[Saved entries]
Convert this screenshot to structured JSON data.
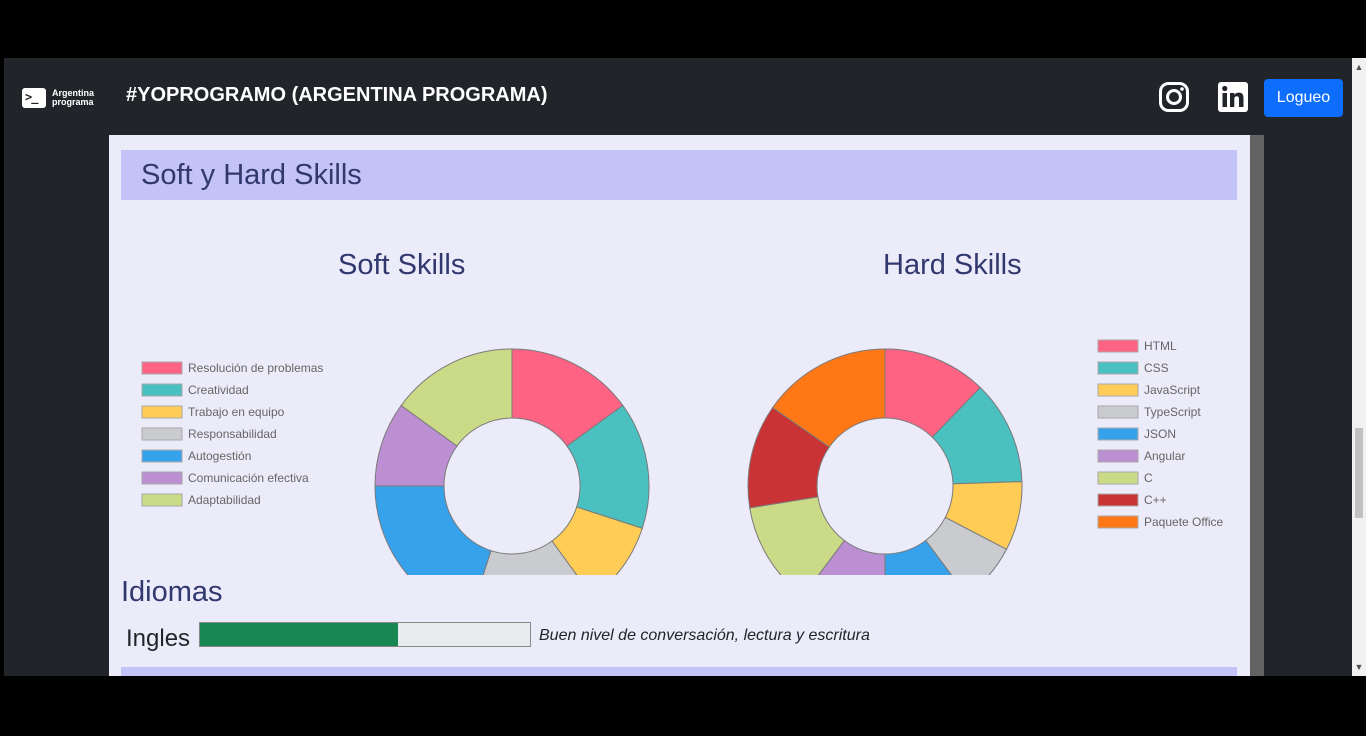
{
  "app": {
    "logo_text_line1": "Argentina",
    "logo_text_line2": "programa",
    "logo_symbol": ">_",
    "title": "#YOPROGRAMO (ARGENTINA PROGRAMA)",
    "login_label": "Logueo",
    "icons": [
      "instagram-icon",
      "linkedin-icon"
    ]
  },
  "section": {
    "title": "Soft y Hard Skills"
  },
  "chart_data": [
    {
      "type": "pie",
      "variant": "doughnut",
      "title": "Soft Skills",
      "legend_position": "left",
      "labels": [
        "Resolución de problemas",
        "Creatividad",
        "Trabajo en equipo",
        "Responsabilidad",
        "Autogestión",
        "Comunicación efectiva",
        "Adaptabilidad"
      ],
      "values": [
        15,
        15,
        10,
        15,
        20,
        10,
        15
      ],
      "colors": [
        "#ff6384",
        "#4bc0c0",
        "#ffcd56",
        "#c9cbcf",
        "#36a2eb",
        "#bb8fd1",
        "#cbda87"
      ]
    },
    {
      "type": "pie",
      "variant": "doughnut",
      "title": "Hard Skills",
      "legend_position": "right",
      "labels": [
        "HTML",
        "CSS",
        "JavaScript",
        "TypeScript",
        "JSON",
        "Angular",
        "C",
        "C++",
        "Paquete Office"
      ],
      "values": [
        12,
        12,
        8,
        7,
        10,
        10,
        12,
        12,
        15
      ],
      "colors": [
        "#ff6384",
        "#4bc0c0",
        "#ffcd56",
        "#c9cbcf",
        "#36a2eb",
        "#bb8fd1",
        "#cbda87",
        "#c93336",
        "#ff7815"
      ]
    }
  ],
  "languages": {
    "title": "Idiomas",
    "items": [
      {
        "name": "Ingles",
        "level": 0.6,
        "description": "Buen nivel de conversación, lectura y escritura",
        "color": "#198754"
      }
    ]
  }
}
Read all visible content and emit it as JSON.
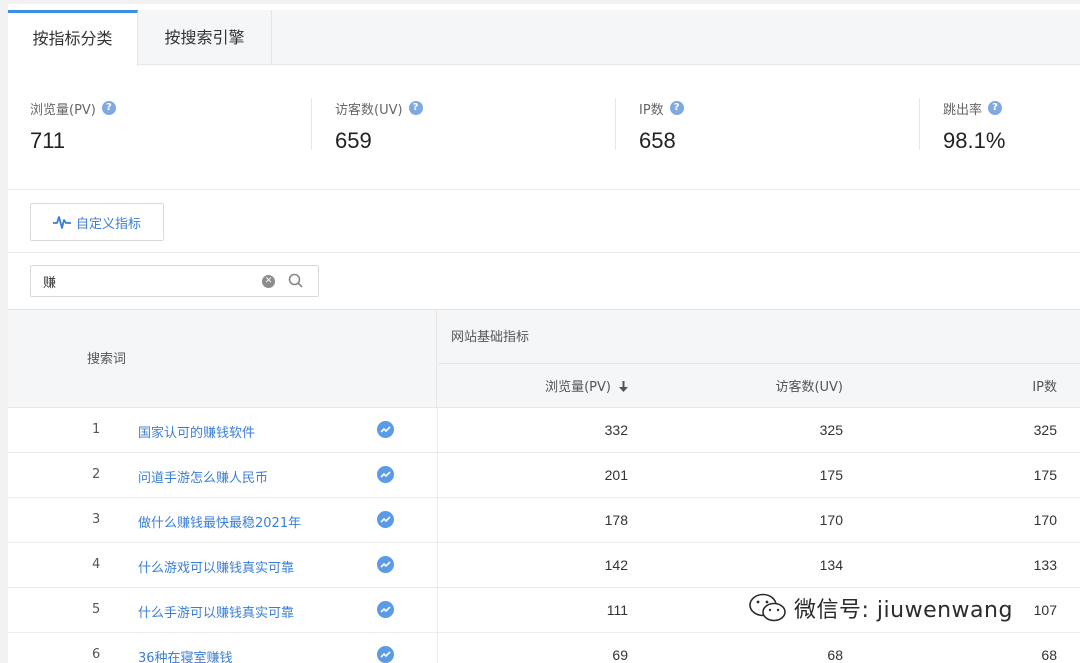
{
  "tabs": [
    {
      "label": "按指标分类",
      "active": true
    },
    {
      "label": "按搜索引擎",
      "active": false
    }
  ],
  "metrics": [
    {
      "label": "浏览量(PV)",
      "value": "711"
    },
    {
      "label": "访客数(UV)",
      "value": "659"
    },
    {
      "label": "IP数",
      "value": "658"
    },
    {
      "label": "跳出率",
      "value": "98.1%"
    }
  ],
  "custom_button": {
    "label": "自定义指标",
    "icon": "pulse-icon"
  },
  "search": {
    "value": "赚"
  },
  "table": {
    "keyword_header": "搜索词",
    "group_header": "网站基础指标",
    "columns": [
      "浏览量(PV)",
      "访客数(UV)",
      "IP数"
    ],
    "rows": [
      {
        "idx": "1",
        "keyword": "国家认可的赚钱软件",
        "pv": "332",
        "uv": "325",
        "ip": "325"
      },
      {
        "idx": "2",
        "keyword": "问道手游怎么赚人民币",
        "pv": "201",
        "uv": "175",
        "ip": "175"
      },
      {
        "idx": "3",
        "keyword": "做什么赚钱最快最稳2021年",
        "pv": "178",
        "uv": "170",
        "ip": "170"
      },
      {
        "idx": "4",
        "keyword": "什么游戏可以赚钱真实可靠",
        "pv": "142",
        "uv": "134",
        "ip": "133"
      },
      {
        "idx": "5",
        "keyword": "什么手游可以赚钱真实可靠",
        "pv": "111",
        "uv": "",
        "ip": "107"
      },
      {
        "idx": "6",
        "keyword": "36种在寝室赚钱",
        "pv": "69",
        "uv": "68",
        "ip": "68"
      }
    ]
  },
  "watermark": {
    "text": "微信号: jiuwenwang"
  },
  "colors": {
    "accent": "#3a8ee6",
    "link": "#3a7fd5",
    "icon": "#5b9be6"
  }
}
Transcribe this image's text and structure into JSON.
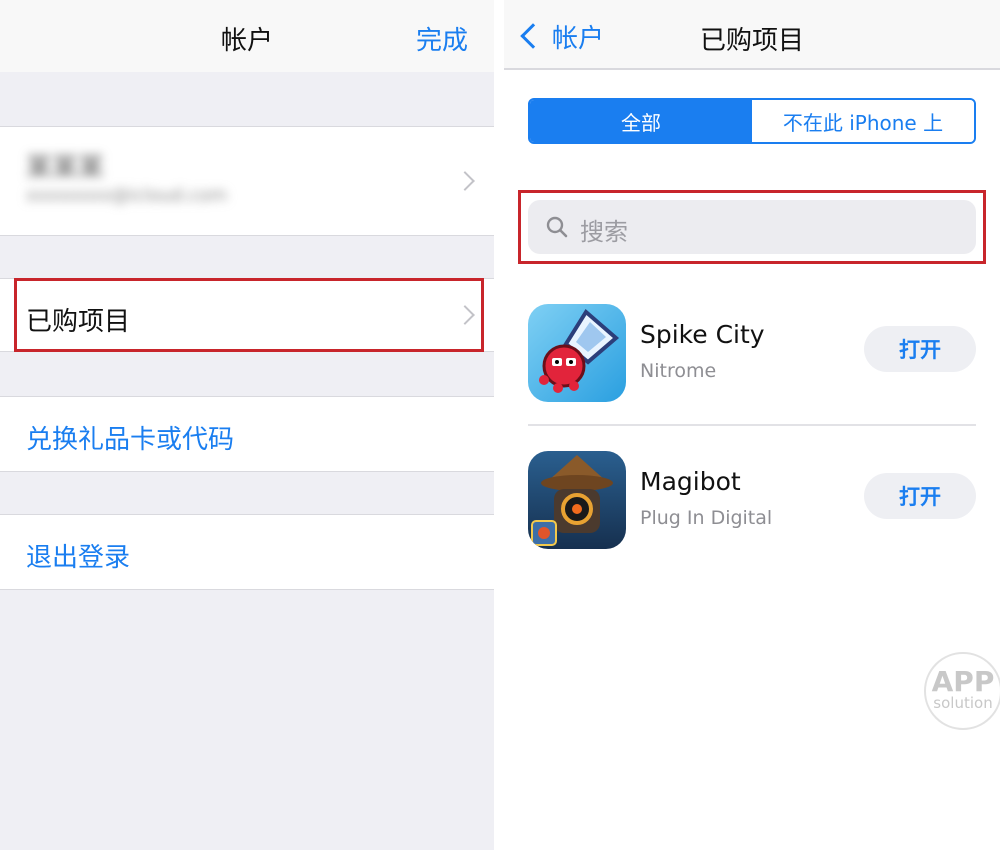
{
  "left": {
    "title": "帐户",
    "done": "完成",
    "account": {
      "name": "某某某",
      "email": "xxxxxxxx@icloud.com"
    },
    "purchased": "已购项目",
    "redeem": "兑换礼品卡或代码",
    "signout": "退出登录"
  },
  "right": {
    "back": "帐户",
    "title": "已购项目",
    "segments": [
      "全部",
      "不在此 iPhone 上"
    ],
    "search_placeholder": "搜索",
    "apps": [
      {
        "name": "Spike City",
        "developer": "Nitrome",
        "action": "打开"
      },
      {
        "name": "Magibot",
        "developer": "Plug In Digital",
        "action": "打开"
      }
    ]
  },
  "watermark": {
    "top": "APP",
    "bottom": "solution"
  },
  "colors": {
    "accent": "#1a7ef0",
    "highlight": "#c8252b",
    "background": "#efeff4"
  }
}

__What is being asked__
Copy everything in the records above except the pictures, exactly as written.

__Written answer__
Convert this screenshot to structured JSON data.
{
  "app": {
    "logo_text_line1": "Argentina",
    "logo_text_line2": "programa",
    "logo_symbol": ">_",
    "title": "#YOPROGRAMO (ARGENTINA PROGRAMA)",
    "login_label": "Logueo",
    "icons": [
      "instagram-icon",
      "linkedin-icon"
    ]
  },
  "section": {
    "title": "Soft y Hard Skills"
  },
  "chart_data": [
    {
      "type": "pie",
      "variant": "doughnut",
      "title": "Soft Skills",
      "legend_position": "left",
      "labels": [
        "Resolución de problemas",
        "Creatividad",
        "Trabajo en equipo",
        "Responsabilidad",
        "Autogestión",
        "Comunicación efectiva",
        "Adaptabilidad"
      ],
      "values": [
        15,
        15,
        10,
        15,
        20,
        10,
        15
      ],
      "colors": [
        "#ff6384",
        "#4bc0c0",
        "#ffcd56",
        "#c9cbcf",
        "#36a2eb",
        "#bb8fd1",
        "#cbda87"
      ]
    },
    {
      "type": "pie",
      "variant": "doughnut",
      "title": "Hard Skills",
      "legend_position": "right",
      "labels": [
        "HTML",
        "CSS",
        "JavaScript",
        "TypeScript",
        "JSON",
        "Angular",
        "C",
        "C++",
        "Paquete Office"
      ],
      "values": [
        12,
        12,
        8,
        7,
        10,
        10,
        12,
        12,
        15
      ],
      "colors": [
        "#ff6384",
        "#4bc0c0",
        "#ffcd56",
        "#c9cbcf",
        "#36a2eb",
        "#bb8fd1",
        "#cbda87",
        "#c93336",
        "#ff7815"
      ]
    }
  ],
  "languages": {
    "title": "Idiomas",
    "items": [
      {
        "name": "Ingles",
        "level": 0.6,
        "description": "Buen nivel de conversación, lectura y escritura",
        "color": "#198754"
      }
    ]
  }
}
Read all visible content and emit it as JSON.
{
  "tabs": [
    {
      "label": "按指标分类",
      "active": true
    },
    {
      "label": "按搜索引擎",
      "active": false
    }
  ],
  "metrics": [
    {
      "label": "浏览量(PV)",
      "value": "711"
    },
    {
      "label": "访客数(UV)",
      "value": "659"
    },
    {
      "label": "IP数",
      "value": "658"
    },
    {
      "label": "跳出率",
      "value": "98.1%"
    }
  ],
  "custom_button": {
    "label": "自定义指标",
    "icon": "pulse-icon"
  },
  "search": {
    "value": "赚"
  },
  "table": {
    "keyword_header": "搜索词",
    "group_header": "网站基础指标",
    "columns": [
      "浏览量(PV)",
      "访客数(UV)",
      "IP数"
    ],
    "rows": [
      {
        "idx": "1",
        "keyword": "国家认可的赚钱软件",
        "pv": "332",
        "uv": "325",
        "ip": "325"
      },
      {
        "idx": "2",
        "keyword": "问道手游怎么赚人民币",
        "pv": "201",
        "uv": "175",
        "ip": "175"
      },
      {
        "idx": "3",
        "keyword": "做什么赚钱最快最稳2021年",
        "pv": "178",
        "uv": "170",
        "ip": "170"
      },
      {
        "idx": "4",
        "keyword": "什么游戏可以赚钱真实可靠",
        "pv": "142",
        "uv": "134",
        "ip": "133"
      },
      {
        "idx": "5",
        "keyword": "什么手游可以赚钱真实可靠",
        "pv": "111",
        "uv": "",
        "ip": "107"
      },
      {
        "idx": "6",
        "keyword": "36种在寝室赚钱",
        "pv": "69",
        "uv": "68",
        "ip": "68"
      }
    ]
  },
  "watermark": {
    "text": "微信号: jiuwenwang"
  },
  "colors": {
    "accent": "#3a8ee6",
    "link": "#3a7fd5",
    "icon": "#5b9be6"
  }
}
Transcribe this image's text and structure into JSON.
{
  "left": {
    "title": "帐户",
    "done": "完成",
    "account": {
      "name": "某某某",
      "email": "xxxxxxxx@icloud.com"
    },
    "purchased": "已购项目",
    "redeem": "兑换礼品卡或代码",
    "signout": "退出登录"
  },
  "right": {
    "back": "帐户",
    "title": "已购项目",
    "segments": [
      "全部",
      "不在此 iPhone 上"
    ],
    "search_placeholder": "搜索",
    "apps": [
      {
        "name": "Spike City",
        "developer": "Nitrome",
        "action": "打开"
      },
      {
        "name": "Magibot",
        "developer": "Plug In Digital",
        "action": "打开"
      }
    ]
  },
  "watermark": {
    "top": "APP",
    "bottom": "solution"
  },
  "colors": {
    "accent": "#1a7ef0",
    "highlight": "#c8252b",
    "background": "#efeff4"
  }
}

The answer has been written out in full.